[Task data start]

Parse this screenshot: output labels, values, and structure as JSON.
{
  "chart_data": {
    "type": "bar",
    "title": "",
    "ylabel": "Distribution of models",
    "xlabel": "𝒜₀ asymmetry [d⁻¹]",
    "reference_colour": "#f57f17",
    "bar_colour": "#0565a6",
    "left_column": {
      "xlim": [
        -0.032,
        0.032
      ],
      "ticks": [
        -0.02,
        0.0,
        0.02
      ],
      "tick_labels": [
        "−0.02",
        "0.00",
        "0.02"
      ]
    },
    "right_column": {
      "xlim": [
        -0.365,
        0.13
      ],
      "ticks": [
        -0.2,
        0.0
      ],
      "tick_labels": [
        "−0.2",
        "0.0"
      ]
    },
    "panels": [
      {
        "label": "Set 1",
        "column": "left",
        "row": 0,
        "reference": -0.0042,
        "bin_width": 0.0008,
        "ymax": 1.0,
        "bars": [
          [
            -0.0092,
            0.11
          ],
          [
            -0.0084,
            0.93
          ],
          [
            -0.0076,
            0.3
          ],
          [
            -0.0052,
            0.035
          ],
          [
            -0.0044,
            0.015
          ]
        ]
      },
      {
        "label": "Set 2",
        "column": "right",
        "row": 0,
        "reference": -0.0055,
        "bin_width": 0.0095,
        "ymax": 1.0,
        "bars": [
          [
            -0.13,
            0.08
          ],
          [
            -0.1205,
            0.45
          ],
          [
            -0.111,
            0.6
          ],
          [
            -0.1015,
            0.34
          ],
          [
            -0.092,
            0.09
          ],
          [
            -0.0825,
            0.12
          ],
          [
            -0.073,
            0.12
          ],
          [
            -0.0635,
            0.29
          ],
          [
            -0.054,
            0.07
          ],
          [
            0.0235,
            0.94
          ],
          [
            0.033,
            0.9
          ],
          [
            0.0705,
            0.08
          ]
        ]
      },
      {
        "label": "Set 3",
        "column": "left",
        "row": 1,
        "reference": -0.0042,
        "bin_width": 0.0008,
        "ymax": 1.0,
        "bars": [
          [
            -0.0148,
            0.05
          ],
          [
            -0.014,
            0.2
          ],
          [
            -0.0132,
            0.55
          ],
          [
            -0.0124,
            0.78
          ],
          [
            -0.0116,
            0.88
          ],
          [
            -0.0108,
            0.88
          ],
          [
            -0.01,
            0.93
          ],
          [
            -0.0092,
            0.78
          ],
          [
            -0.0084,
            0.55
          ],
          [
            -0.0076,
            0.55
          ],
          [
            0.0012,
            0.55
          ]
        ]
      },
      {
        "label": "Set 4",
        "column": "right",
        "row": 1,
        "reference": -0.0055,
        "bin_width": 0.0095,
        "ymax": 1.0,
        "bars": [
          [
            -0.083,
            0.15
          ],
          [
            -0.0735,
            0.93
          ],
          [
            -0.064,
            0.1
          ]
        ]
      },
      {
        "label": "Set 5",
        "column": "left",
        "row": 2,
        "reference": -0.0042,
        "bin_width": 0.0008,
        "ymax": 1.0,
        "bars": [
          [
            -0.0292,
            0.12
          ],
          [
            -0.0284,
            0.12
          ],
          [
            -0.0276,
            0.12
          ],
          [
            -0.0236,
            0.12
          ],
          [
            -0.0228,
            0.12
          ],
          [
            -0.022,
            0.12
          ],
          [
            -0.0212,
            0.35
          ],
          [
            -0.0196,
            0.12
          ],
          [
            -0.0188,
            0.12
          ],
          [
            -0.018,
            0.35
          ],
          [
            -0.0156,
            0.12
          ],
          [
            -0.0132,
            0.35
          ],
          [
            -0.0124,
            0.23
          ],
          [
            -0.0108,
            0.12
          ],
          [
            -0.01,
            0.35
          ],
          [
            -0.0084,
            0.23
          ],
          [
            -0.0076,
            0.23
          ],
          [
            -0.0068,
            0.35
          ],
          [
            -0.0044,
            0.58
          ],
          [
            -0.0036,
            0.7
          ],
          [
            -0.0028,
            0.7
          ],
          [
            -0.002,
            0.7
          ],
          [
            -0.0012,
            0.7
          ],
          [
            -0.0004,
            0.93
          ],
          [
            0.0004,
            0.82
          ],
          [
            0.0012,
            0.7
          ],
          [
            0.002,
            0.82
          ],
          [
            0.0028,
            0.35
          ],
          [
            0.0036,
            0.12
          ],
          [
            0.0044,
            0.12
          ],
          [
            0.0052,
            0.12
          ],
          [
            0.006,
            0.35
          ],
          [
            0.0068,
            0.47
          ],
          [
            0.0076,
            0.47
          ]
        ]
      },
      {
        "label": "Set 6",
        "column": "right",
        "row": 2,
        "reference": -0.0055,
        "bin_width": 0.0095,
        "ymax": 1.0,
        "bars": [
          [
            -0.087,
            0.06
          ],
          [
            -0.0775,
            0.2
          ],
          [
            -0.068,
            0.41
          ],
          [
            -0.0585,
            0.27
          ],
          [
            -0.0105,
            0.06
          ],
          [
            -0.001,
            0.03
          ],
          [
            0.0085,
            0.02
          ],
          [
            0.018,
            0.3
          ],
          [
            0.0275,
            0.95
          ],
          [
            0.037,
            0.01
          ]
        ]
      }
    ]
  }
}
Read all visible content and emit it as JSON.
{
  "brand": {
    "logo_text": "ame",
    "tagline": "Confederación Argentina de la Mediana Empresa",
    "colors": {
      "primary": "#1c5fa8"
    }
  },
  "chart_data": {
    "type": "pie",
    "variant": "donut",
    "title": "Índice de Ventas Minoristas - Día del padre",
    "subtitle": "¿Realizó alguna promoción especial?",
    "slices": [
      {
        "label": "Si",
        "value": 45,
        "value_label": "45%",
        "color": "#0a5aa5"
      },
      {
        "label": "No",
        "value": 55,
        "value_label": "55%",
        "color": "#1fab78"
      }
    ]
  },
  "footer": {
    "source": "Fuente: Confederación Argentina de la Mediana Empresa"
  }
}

[Task data end]

Exercise goal ▸ Your task is to return, exactly and on their own, the lines from the one containing "Read all visible content and emit it as JSON." through the last line of the listing.

Answer for this exercise ▸
Read all visible content and emit it as JSON.
{
  "brand": {
    "logo_text": "ame",
    "tagline": "Confederación Argentina de la Mediana Empresa",
    "colors": {
      "primary": "#1c5fa8"
    }
  },
  "chart_data": {
    "type": "pie",
    "variant": "donut",
    "title": "Índice de Ventas Minoristas - Día del padre",
    "subtitle": "¿Realizó alguna promoción especial?",
    "slices": [
      {
        "label": "Si",
        "value": 45,
        "value_label": "45%",
        "color": "#0a5aa5"
      },
      {
        "label": "No",
        "value": 55,
        "value_label": "55%",
        "color": "#1fab78"
      }
    ]
  },
  "footer": {
    "source": "Fuente: Confederación Argentina de la Mediana Empresa"
  }
}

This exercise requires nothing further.